-- What to work on --
Search the material below for the word "raíces" and copy every line in which it occurs.

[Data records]
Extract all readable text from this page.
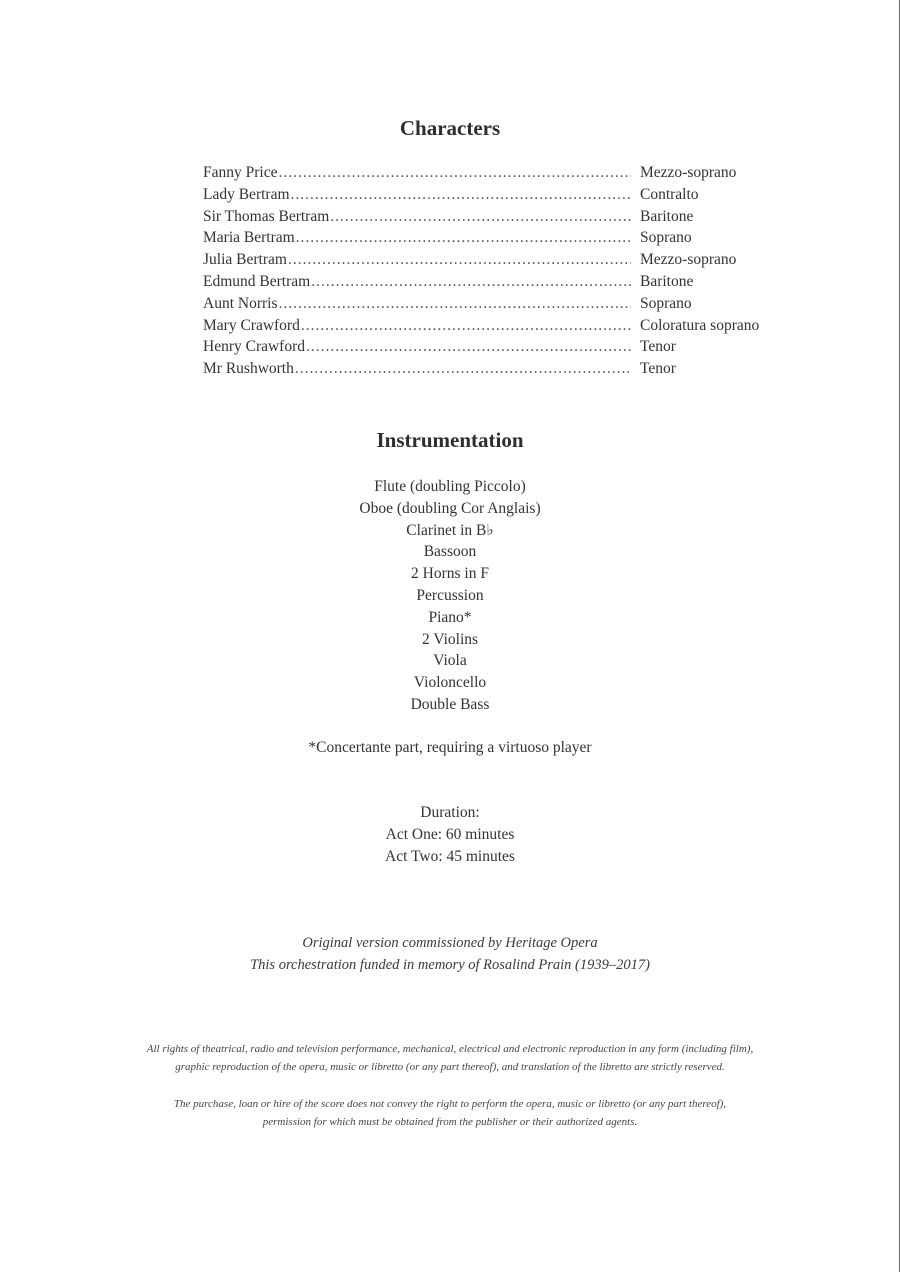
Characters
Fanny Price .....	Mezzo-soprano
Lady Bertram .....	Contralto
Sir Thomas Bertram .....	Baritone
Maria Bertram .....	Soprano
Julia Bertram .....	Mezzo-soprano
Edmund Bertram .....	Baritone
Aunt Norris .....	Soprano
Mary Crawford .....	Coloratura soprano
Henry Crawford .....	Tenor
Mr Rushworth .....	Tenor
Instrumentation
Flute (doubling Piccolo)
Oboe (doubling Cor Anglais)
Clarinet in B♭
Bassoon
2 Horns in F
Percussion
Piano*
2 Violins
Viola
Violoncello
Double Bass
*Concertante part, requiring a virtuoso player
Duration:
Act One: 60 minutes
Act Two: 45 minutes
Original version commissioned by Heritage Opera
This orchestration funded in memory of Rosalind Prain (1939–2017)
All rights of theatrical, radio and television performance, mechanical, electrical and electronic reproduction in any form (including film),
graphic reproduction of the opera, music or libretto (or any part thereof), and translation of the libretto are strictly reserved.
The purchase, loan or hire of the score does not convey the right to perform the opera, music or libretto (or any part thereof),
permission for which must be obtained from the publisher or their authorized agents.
--
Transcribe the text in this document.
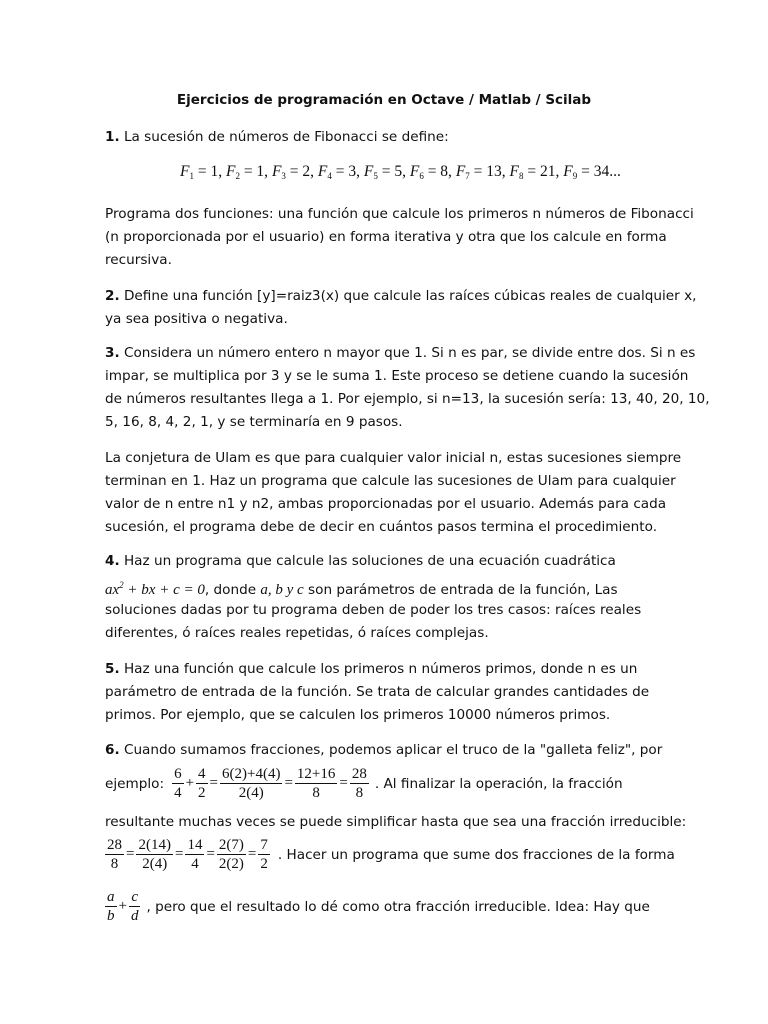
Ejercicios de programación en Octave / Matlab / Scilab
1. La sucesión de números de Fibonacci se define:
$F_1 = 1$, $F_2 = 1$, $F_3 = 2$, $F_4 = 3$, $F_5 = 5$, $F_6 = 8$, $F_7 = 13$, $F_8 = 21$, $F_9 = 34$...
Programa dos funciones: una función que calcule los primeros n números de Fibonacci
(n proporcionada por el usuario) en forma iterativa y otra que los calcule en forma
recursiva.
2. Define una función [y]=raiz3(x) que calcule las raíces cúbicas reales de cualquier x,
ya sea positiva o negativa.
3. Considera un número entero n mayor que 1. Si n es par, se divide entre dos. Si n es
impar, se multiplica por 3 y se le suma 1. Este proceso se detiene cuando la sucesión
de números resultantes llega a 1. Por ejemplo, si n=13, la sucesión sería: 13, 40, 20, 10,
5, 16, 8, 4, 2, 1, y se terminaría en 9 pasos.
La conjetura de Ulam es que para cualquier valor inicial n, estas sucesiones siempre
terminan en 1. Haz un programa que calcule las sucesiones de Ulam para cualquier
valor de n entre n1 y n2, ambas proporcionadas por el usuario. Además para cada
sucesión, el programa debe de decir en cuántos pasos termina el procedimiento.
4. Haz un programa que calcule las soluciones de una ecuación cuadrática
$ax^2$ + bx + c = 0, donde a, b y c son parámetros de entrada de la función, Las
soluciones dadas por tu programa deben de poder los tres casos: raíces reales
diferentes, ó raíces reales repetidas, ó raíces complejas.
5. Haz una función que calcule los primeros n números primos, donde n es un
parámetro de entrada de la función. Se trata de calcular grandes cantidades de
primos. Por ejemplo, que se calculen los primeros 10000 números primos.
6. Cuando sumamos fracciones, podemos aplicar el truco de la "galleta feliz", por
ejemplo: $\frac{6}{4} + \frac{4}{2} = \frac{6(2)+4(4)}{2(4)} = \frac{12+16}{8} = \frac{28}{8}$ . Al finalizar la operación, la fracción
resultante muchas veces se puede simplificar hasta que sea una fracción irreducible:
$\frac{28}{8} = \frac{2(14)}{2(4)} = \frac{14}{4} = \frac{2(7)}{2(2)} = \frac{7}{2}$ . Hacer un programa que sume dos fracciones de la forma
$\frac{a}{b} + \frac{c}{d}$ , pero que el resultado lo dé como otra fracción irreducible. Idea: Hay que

-- Written response --
2. Define una función [y]=raiz3(x) que calcule las raíces cúbicas reales de cualquier x,
soluciones dadas por tu programa deben de poder los tres casos: raíces reales
diferentes, ó raíces reales repetidas, ó raíces complejas.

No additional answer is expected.